• _Figure data in JSON_

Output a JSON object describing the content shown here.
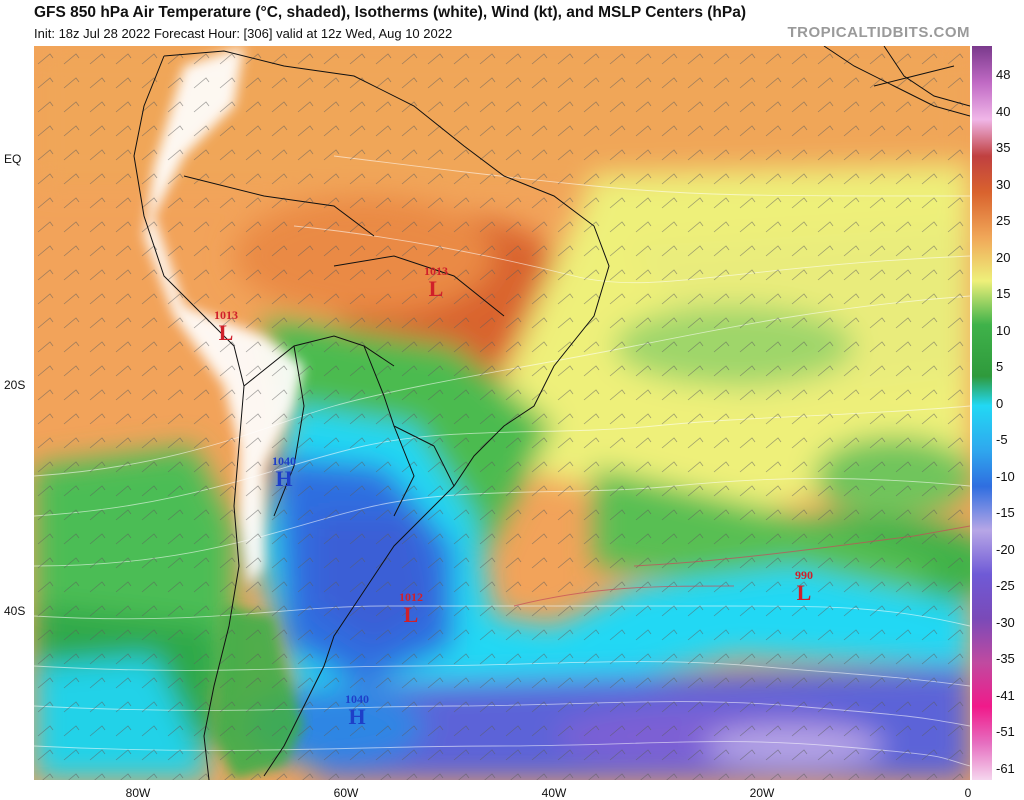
{
  "header": {
    "title": "GFS 850 hPa Air Temperature (°C, shaded), Isotherms (white), Wind (kt), and MSLP Centers (hPa)",
    "subtitle": "Init: 18z Jul 28 2022   Forecast Hour: [306]   valid at 12z Wed, Aug 10 2022",
    "brand": "TROPICALTIDBITS.COM"
  },
  "axes": {
    "lat_labels": [
      "EQ",
      "20S",
      "40S"
    ],
    "lon_labels": [
      "80W",
      "60W",
      "40W",
      "20W",
      "0"
    ]
  },
  "colorbar": {
    "labels": [
      "48",
      "40",
      "35",
      "30",
      "25",
      "20",
      "15",
      "10",
      "5",
      "0",
      "-5",
      "-10",
      "-15",
      "-20",
      "-25",
      "-30",
      "-35",
      "-41",
      "-51",
      "-61"
    ]
  },
  "pressure_centers": [
    {
      "type": "L",
      "value": "1013",
      "color": "#d0202a"
    },
    {
      "type": "L",
      "value": "1013",
      "color": "#d0202a"
    },
    {
      "type": "H",
      "value": "1040",
      "color": "#1e3fc8"
    },
    {
      "type": "L",
      "value": "1012",
      "color": "#d0202a"
    },
    {
      "type": "L",
      "value": "990",
      "color": "#d0202a"
    },
    {
      "type": "H",
      "value": "1040",
      "color": "#1e3fc8"
    }
  ],
  "colors": {
    "warm_orange": "#f2a35a",
    "deep_orange": "#d9632e",
    "yellow": "#eef07a",
    "green": "#3fb24a",
    "dark_green": "#2f9a3c",
    "cyan": "#22d8f4",
    "blue": "#2f6ee0",
    "purple": "#6f5ad6",
    "lavender": "#b7a6e6"
  }
}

• _Aim_
Working from the lines above, reproduce the material exactly and exclude its pictures.

• _Reply_
Output a JSON object describing the content shown here.
{
  "header": {
    "title": "GFS 850 hPa Air Temperature (°C, shaded), Isotherms (white), Wind (kt), and MSLP Centers (hPa)",
    "subtitle": "Init: 18z Jul 28 2022   Forecast Hour: [306]   valid at 12z Wed, Aug 10 2022",
    "brand": "TROPICALTIDBITS.COM"
  },
  "axes": {
    "lat_labels": [
      "EQ",
      "20S",
      "40S"
    ],
    "lon_labels": [
      "80W",
      "60W",
      "40W",
      "20W",
      "0"
    ]
  },
  "colorbar": {
    "labels": [
      "48",
      "40",
      "35",
      "30",
      "25",
      "20",
      "15",
      "10",
      "5",
      "0",
      "-5",
      "-10",
      "-15",
      "-20",
      "-25",
      "-30",
      "-35",
      "-41",
      "-51",
      "-61"
    ]
  },
  "pressure_centers": [
    {
      "type": "L",
      "value": "1013",
      "color": "#d0202a"
    },
    {
      "type": "L",
      "value": "1013",
      "color": "#d0202a"
    },
    {
      "type": "H",
      "value": "1040",
      "color": "#1e3fc8"
    },
    {
      "type": "L",
      "value": "1012",
      "color": "#d0202a"
    },
    {
      "type": "L",
      "value": "990",
      "color": "#d0202a"
    },
    {
      "type": "H",
      "value": "1040",
      "color": "#1e3fc8"
    }
  ],
  "colors": {
    "warm_orange": "#f2a35a",
    "deep_orange": "#d9632e",
    "yellow": "#eef07a",
    "green": "#3fb24a",
    "dark_green": "#2f9a3c",
    "cyan": "#22d8f4",
    "blue": "#2f6ee0",
    "purple": "#6f5ad6",
    "lavender": "#b7a6e6"
  }
}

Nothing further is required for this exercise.